In the material below, find all lines with the string "easement" and copy them.

————————

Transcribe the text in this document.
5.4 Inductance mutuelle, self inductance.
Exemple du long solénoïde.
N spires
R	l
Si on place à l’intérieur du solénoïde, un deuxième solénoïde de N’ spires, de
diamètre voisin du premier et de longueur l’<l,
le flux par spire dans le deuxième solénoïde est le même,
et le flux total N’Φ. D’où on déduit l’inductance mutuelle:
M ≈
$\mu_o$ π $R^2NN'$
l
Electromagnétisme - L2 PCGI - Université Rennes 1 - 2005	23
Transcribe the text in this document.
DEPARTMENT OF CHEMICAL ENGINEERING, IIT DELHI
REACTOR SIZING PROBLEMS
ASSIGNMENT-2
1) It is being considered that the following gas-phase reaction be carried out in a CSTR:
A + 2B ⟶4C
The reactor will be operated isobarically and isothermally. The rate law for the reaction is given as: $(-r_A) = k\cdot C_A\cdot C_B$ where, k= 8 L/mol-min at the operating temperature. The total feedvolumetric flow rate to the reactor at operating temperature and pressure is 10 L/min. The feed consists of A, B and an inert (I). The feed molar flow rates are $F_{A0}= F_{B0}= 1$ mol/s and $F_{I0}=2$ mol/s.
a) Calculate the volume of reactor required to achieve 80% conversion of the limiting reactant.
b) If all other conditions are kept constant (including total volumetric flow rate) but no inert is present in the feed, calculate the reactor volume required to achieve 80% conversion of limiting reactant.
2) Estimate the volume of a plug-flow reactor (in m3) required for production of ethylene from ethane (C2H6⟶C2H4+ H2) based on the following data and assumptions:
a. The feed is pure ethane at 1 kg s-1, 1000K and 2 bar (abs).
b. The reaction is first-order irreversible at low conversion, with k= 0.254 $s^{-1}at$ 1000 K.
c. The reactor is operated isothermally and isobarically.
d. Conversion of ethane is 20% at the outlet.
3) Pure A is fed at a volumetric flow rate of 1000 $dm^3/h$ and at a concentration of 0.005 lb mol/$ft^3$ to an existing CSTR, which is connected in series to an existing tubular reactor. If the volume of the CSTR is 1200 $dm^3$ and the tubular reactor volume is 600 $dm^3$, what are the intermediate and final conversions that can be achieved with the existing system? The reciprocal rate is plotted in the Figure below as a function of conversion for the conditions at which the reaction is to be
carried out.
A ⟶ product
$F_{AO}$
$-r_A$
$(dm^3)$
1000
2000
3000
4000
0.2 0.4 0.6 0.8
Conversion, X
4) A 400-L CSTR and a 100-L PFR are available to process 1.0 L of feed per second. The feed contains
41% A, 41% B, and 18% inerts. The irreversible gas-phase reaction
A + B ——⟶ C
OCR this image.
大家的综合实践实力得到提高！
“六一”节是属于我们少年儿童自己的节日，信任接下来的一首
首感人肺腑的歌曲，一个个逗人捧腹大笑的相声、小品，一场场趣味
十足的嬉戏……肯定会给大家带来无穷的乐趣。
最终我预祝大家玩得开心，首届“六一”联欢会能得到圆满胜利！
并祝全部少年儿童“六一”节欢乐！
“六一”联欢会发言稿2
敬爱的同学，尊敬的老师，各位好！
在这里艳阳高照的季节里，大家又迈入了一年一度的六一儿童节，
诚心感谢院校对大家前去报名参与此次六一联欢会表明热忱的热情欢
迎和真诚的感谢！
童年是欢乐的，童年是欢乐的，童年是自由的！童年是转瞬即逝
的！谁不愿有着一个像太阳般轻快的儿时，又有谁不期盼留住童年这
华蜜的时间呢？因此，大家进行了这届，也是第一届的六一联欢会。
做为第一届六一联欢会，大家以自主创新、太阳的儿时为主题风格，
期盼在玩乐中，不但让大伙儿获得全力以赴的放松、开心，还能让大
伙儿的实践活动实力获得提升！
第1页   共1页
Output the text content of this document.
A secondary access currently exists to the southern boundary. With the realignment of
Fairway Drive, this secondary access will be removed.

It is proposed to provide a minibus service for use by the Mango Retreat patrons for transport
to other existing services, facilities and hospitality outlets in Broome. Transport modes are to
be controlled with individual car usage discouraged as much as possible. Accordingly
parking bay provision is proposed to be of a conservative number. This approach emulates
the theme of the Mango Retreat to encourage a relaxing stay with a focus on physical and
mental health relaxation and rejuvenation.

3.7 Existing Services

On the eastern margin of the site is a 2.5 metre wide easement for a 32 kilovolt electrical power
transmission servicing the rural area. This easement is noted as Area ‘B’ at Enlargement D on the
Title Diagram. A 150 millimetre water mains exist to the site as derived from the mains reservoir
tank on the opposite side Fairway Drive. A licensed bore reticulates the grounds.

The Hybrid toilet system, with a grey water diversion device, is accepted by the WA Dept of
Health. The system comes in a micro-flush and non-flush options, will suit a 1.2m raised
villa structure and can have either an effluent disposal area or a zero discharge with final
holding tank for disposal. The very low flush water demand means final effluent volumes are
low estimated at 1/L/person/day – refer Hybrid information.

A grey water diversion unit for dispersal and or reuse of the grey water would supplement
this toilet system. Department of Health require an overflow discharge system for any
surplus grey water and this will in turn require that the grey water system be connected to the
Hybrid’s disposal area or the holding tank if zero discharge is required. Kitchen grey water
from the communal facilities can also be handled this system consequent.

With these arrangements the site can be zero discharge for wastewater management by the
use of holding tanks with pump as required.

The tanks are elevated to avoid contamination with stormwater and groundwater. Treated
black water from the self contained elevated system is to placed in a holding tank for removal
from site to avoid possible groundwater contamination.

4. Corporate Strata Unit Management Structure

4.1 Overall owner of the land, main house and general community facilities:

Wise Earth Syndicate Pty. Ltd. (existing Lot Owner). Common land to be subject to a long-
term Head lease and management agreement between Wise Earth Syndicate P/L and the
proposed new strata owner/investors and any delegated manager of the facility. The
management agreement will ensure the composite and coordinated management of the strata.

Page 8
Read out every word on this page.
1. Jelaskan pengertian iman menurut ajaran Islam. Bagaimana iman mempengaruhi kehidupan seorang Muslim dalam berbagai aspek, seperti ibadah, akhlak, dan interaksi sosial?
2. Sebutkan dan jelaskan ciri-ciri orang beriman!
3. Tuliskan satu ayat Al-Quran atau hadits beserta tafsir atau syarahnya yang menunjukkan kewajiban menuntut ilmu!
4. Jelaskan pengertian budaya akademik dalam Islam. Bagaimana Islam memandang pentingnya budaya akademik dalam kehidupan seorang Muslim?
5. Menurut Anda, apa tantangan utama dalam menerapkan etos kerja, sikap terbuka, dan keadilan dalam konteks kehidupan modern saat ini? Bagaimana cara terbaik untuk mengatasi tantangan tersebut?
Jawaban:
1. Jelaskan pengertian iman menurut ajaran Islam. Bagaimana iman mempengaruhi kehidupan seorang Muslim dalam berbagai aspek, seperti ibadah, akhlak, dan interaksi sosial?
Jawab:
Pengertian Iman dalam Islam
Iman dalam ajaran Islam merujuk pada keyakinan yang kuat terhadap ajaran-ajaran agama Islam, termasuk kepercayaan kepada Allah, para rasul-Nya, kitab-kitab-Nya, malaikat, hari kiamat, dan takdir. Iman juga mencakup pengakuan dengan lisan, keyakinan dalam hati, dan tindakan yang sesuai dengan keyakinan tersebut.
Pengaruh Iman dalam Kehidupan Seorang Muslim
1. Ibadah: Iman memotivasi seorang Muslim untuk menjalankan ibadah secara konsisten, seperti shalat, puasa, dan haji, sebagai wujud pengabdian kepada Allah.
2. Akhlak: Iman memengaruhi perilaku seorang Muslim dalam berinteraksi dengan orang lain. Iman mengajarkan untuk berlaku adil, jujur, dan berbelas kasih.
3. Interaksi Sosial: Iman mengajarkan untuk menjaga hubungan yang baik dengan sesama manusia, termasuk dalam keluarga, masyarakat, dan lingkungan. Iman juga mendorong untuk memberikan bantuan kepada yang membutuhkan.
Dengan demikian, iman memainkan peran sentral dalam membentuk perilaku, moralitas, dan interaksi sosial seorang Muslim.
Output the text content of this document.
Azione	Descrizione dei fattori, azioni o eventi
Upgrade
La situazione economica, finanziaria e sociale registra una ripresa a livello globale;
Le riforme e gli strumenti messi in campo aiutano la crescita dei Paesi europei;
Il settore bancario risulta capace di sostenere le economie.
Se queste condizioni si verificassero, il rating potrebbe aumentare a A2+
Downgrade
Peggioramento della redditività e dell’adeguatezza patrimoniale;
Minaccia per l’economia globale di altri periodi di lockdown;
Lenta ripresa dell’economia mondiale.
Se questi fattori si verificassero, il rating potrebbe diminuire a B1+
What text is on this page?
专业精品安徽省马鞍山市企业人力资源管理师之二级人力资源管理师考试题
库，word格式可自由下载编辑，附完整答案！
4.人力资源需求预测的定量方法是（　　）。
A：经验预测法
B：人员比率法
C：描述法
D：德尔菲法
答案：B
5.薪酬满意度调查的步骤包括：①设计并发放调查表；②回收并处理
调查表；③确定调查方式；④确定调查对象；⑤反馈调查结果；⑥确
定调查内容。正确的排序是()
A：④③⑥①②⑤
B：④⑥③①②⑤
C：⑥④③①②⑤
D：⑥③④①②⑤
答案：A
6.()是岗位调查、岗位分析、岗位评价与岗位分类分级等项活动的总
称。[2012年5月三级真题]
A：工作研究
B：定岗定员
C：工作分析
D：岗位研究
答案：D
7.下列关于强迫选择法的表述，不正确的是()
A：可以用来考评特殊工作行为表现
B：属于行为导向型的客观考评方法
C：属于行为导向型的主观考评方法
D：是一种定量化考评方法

————————

Answer for the task
On the eastern margin of the site is a 2.5 metre wide easement for a 32 kilovolt electrical power
transmission servicing the rural area. This easement is noted as Area ‘B’ at Enlargement D on the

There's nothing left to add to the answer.